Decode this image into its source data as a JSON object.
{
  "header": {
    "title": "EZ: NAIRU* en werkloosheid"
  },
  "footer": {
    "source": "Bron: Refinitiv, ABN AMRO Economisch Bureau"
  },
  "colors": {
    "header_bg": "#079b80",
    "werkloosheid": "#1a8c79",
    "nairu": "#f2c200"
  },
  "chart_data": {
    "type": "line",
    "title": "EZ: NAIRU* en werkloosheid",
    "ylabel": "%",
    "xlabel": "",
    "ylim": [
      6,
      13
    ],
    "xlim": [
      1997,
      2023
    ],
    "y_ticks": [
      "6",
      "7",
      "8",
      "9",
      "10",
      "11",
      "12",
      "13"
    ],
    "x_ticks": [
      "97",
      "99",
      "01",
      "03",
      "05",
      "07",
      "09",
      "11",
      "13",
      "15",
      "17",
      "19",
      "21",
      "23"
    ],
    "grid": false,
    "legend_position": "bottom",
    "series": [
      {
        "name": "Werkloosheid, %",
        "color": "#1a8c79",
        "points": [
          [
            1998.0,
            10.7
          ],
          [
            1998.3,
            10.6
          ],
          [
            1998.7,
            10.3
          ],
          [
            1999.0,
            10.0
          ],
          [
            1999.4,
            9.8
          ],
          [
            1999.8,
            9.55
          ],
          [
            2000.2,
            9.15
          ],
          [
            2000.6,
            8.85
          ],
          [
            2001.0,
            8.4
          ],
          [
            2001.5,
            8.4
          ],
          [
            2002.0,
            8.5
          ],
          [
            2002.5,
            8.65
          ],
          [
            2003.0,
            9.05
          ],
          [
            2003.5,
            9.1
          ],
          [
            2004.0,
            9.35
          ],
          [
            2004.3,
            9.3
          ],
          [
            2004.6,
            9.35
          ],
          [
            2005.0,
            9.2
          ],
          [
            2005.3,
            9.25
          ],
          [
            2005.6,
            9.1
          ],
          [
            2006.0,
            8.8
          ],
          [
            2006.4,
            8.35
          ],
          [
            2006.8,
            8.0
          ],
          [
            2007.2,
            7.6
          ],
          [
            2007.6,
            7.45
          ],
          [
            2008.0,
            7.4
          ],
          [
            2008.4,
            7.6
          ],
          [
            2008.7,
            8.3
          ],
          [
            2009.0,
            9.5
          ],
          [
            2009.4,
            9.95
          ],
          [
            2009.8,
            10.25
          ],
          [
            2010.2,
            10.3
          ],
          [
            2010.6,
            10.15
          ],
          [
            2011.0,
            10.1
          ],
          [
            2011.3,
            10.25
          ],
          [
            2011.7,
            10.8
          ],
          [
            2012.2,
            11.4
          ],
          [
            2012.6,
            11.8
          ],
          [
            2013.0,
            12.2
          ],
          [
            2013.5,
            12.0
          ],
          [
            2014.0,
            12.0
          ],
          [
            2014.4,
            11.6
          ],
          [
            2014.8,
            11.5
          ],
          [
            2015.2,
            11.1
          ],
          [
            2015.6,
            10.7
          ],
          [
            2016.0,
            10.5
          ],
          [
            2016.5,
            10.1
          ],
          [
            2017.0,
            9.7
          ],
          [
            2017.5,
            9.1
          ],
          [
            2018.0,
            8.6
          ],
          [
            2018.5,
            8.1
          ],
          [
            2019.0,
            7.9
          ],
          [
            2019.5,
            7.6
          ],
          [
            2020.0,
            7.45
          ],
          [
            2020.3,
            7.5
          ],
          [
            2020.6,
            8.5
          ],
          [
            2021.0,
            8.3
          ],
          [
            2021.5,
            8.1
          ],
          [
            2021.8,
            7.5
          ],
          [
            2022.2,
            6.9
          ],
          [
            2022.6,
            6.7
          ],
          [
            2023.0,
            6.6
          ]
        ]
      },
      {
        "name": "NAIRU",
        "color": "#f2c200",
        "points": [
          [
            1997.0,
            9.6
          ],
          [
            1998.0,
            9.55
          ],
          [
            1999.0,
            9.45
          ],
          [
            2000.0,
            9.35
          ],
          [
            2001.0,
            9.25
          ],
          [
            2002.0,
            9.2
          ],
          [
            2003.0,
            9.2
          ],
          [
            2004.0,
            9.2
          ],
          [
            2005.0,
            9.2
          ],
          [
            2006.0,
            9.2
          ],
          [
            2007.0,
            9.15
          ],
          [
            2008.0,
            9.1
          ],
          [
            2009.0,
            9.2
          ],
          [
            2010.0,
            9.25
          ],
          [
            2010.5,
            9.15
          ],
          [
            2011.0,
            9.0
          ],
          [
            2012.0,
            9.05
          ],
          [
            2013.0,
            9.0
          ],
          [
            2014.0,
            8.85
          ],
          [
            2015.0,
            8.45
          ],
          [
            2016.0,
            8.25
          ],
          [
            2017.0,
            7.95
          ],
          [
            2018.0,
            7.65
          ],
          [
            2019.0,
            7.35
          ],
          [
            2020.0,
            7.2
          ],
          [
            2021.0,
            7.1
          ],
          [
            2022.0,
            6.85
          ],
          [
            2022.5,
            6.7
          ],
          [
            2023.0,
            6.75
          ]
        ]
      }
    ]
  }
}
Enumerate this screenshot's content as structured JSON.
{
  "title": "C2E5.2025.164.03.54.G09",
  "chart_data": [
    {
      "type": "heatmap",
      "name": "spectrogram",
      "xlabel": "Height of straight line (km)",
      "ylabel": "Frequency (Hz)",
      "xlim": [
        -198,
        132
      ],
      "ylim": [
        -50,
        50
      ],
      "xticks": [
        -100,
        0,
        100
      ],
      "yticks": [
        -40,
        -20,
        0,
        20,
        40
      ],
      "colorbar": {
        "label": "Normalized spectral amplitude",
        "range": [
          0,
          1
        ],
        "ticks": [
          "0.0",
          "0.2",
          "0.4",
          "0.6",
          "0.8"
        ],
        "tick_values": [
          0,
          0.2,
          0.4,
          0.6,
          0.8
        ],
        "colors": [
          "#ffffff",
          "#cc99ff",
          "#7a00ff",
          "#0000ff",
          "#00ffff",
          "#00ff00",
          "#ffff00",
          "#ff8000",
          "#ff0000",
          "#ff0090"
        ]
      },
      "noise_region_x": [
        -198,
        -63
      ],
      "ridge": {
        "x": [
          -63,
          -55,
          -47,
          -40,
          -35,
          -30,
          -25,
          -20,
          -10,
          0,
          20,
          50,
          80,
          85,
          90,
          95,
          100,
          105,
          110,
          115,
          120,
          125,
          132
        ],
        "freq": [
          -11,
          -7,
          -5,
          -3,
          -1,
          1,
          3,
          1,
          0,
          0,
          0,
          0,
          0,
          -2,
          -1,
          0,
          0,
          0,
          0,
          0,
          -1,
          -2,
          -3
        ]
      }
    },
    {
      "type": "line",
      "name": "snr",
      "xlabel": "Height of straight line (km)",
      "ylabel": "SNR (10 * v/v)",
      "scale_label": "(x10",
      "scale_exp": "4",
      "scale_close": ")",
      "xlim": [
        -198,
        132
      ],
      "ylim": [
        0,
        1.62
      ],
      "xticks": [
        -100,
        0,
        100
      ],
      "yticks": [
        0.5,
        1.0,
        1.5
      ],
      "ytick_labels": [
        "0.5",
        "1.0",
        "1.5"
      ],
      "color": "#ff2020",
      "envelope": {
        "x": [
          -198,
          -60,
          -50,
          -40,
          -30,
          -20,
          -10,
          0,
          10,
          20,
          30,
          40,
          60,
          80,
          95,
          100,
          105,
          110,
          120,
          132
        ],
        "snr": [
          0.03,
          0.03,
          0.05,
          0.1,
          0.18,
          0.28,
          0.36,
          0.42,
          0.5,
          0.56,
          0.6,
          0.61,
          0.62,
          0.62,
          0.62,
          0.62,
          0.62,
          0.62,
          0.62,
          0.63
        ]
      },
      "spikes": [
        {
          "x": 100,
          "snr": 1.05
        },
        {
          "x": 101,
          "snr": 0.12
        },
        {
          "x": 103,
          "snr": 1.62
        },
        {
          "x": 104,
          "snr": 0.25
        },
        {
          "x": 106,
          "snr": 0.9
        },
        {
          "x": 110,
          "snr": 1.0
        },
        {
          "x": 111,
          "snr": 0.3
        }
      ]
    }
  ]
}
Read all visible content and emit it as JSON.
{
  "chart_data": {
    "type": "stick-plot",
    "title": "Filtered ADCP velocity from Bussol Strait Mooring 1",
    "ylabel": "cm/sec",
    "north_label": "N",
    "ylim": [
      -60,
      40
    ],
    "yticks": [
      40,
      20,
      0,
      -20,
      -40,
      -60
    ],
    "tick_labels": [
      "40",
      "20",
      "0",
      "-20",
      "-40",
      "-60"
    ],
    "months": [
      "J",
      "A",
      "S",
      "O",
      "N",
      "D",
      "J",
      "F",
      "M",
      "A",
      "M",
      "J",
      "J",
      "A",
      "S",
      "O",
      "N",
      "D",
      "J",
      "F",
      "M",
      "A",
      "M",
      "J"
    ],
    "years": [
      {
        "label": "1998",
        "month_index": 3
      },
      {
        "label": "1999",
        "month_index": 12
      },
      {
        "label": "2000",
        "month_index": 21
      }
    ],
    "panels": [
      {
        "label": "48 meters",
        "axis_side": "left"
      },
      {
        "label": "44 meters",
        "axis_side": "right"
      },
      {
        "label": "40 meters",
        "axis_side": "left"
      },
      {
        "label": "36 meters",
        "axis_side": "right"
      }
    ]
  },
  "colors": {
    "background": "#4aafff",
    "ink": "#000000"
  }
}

• Goal
Track down every line holding the string "source" and copy it.

• Solution to the problem
Decode this image into its source data as a JSON object.
    "source": "Bron: Refinitiv, ABN AMRO Economisch Bureau"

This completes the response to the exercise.